AIM A: In the police budget article, what share of the WPS budget goes to salaries and benefits?
AIM B: From the police budget article, write out word for word the passage that begins at the words "Police and police" and ends after the words "for additional funds.".

Hey there, time traveller!
This article was published 6/6/2014 (1174 days ago), so information in it may no longer be current.

Are skyrocketing revenues from photo radar and traffic fines the answer to a possible multi-million-dollar police budget deficit?

Police and police board officials said they won’t sanction a ticket blitz on motorists to balance this year’s budget.

Operator uses handheld device to capture traffic coming from other direction. His vehicle can capture tickets from both directions.


Operator uses handheld device to capture traffic coming from other direction. His vehicle can capture tickets from both directions.

A citizen advocacy group said the public won’t tolerate such a tactic.

"Rather than nickel-and-diming the motoring public, the police have to learn to contain their costs," said Colin Craig, Prairie director of the Canadian Taxpayers Federation.

Red flags were raised this week when two related reports presented to the Winnipeg police board showed that the 2014 police budget is facing a serious deficit with few options but going cap-in-hand back to city hall for additional funds.

The WPS is facing unexpected budget costs from: rising fuel prices, negotiated salary settlements, a labour arbitration ruling, loss of 3rd party policy contracts, and uncertainties surrounding real costs associated with police moving into their new Smith Street headquarters.

Paul Edwards, the chairman of the police board’s budget sub-committee, said 83 per cent of the WPS budget is allocated to salaries and benefits, adding that leaves little room for the police to find the necessary savings.

"There are very limited flexibilities and opportunities but, nevertheless, we need to find them," Edwards said.

It wouldn’t be the first time a ticket blitz was used to bolster police revenue. In early 2012, front-line officers were instructed to issue at least one ticket per shift. The confusion surrounding the placement of photo radar at construction sites in the summer of 2009 was cited as proof the technology was being used to generate revenue.

The continued use of photo radar remains controversial. Police told the police board Friday that digital technology is now making it easier to identify vehicle licenses that often were too blurry to earn a ticket in the past. The introduction of new "laser" cameras is allowing police to place the devices in other locations.

But Chief Devon Clunis said ticket enforcement revenues are directly related to the bad habits of motorists — don’t speed and you won’t get a ticket, Clunis said.

"When you get a ticket, the police service is not targeting you — you are breaking the law, you’re creating danger for yourself and other citizens," Clunis said. "We’ll never apologize for doing that part of the job."

Board chairman Coun. Scott Fielding, who has always opposed the implementation of photo radar, said he won’t support generating additional revenues from enforcement.

Fielding said he remains confident that the police budget will be balanced by the end of the year.

"I have no concerns that we’ll be in the red by the end of the year," Fielding said.

Fielding said the police budget situation has been caused by circumstances outside police control — the police executives weren’t responsible for the salary settlement or the decision that led to the costly arbitration case — so city hall should make up any shortfalls that are needed.

City hall has flexibility in budgeting matters that the police do not, he said, adding city hall can find the additional funds if it’s needed.

"I know how the financial situation (at city hall) works," Fielding said.

Craig said police salaries and benefits have increased at a higher rate than other government workers and much faster than the average worker.

"We’re not in a position to sustain that kind of growth in salaries and benefits," Craig said.

PROVIDED DATA:
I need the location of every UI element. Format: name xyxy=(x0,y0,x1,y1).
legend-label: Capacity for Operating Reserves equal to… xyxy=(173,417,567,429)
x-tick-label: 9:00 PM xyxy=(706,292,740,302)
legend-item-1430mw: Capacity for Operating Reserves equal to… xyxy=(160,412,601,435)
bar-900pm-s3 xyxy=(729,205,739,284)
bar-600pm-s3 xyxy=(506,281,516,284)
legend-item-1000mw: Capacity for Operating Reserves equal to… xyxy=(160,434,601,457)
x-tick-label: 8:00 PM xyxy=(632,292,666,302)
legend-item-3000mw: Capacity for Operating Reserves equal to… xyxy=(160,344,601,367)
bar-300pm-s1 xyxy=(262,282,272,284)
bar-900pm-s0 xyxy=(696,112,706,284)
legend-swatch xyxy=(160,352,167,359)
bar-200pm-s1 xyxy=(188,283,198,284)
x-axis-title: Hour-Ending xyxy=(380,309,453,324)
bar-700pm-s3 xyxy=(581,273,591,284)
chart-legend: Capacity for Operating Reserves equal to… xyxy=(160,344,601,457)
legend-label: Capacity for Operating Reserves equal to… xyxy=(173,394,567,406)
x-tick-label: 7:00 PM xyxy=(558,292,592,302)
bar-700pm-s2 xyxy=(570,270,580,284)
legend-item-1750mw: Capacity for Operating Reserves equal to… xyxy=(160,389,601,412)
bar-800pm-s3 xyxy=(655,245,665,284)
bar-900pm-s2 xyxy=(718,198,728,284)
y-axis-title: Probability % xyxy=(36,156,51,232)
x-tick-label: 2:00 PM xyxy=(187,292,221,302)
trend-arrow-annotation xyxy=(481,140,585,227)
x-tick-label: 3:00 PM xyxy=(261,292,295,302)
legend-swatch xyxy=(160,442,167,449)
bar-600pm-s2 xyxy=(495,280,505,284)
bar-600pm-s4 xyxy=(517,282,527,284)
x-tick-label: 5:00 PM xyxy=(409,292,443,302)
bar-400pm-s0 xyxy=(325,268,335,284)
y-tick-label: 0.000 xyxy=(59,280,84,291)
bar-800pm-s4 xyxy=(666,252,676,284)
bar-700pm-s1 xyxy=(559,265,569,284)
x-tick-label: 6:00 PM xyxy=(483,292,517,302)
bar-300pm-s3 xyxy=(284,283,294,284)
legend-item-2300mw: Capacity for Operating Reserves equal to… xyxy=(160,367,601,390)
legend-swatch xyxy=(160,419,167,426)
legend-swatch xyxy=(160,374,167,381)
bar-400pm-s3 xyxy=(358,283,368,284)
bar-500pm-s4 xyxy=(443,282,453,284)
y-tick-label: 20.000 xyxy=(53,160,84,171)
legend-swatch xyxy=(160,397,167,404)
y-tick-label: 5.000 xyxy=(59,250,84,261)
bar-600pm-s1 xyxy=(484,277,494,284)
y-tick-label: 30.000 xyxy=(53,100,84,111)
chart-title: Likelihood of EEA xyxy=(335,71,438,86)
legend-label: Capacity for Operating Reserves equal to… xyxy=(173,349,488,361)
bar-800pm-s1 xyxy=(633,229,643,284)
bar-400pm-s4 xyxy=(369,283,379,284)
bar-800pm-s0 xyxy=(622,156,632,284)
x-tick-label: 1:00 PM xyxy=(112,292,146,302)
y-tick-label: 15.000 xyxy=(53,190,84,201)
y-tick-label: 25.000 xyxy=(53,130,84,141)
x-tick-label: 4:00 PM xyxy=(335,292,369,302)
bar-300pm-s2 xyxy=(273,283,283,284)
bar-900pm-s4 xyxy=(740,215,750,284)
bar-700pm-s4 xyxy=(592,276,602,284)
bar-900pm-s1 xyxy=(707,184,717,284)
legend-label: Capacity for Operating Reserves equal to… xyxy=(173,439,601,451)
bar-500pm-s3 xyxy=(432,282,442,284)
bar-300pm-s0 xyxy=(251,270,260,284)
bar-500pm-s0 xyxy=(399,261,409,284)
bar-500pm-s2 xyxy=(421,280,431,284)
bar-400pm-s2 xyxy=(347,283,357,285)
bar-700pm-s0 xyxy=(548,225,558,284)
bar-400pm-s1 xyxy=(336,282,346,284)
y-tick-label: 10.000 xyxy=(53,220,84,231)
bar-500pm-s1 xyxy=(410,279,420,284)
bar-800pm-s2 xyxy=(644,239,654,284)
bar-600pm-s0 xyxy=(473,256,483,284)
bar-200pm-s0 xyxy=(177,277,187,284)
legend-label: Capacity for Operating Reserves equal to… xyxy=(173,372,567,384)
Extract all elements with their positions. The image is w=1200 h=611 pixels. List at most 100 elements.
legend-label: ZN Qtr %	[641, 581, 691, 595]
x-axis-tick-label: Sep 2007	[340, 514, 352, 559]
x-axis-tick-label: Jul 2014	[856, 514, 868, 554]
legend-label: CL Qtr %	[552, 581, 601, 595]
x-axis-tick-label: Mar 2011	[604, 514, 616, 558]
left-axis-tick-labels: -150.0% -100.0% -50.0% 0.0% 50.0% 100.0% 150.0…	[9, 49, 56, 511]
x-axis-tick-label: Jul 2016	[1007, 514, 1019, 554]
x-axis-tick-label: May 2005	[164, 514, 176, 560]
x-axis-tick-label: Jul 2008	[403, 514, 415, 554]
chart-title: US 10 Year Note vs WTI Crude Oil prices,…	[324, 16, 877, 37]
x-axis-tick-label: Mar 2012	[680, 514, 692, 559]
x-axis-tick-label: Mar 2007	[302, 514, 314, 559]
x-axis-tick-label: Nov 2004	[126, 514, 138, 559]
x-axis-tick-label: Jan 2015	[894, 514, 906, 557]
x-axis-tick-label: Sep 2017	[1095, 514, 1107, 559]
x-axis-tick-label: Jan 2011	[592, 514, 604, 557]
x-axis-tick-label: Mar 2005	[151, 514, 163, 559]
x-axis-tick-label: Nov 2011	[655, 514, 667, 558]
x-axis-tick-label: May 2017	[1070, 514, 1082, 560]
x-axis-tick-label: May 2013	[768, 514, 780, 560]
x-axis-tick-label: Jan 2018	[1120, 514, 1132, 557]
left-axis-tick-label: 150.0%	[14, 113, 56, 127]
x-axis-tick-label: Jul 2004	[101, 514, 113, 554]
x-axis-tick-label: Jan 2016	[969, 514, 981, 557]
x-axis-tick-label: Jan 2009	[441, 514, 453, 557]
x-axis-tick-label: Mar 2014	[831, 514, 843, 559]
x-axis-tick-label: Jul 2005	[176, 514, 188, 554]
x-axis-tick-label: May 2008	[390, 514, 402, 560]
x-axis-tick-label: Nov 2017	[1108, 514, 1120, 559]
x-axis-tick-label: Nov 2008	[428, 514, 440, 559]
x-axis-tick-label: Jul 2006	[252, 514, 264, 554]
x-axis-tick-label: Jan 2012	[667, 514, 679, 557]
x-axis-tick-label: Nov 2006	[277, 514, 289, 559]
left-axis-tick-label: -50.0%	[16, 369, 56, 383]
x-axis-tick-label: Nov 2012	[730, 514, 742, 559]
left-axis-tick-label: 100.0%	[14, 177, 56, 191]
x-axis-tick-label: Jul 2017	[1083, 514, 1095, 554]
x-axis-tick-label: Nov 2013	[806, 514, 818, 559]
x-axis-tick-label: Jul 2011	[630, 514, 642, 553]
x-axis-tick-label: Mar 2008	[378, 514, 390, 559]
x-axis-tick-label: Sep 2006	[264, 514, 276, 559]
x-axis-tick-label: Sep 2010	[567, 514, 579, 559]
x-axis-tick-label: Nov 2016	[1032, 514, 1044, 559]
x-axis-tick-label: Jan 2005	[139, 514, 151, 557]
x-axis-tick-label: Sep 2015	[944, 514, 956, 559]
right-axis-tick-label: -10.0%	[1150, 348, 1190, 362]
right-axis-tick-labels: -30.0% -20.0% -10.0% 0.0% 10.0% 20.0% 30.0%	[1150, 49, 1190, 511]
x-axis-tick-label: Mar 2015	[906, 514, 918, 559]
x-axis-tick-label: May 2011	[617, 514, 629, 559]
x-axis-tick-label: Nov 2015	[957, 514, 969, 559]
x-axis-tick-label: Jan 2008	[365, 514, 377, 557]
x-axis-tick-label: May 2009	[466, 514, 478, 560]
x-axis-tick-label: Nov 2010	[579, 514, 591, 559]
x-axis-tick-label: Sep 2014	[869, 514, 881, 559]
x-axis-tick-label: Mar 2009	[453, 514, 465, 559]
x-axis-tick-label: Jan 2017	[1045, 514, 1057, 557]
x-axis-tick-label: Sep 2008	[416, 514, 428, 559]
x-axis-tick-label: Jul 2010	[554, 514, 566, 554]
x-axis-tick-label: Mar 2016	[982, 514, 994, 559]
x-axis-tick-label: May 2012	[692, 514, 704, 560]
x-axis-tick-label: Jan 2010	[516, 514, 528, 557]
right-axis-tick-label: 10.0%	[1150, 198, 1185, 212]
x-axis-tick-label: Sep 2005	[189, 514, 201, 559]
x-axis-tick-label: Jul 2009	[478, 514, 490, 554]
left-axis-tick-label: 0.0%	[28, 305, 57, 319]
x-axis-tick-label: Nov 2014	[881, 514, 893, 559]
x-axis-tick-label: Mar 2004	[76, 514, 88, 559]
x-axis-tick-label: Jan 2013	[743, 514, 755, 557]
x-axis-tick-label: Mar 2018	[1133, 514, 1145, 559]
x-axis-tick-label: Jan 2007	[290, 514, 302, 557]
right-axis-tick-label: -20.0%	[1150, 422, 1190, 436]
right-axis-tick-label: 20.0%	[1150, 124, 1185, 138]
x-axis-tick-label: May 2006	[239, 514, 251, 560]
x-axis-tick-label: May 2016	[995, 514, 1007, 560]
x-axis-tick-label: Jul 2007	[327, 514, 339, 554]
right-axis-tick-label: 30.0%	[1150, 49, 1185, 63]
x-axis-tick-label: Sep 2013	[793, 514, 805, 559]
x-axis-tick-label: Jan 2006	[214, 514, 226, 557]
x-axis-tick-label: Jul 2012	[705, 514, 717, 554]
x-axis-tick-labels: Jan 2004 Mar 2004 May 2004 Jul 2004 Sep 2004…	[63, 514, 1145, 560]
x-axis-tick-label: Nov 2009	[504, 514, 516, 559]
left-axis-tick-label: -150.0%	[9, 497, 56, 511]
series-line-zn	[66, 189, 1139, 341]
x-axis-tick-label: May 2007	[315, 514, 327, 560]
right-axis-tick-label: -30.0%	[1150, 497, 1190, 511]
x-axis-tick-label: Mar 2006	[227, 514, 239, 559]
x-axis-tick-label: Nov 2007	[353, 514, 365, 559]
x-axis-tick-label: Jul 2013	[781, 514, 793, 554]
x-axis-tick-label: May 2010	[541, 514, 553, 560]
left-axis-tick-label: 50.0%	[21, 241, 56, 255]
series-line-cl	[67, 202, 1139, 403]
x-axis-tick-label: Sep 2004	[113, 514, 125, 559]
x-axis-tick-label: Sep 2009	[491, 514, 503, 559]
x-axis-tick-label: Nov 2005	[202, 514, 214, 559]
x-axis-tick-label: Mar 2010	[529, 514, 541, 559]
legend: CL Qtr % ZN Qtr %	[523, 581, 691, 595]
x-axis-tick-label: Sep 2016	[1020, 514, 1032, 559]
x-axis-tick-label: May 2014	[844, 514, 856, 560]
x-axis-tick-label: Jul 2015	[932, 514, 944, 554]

CORRECT RESULT A: 83 per cent

CORRECT RESULT B:
Police and police board officials said they won’t sanction a ticket blitz on motorists to balance this year’s budget.

Operator uses handheld device to capture traffic coming from other direction. His vehicle can capture tickets from both directions.


Operator uses handheld device to capture traffic coming from other direction. His vehicle can capture tickets from both directions.

A citizen advocacy group said the public won’t tolerate such a tactic.

"Rather than nickel-and-diming the motoring public, the police have to learn to contain their costs," said Colin Craig, Prairie director of the Canadian Taxpayers Federation.

Red flags were raised this week when two related reports presented to the Winnipeg police board showed that the 2014 police budget is facing a serious deficit with few options but going cap-in-hand back to city hall for additional funds.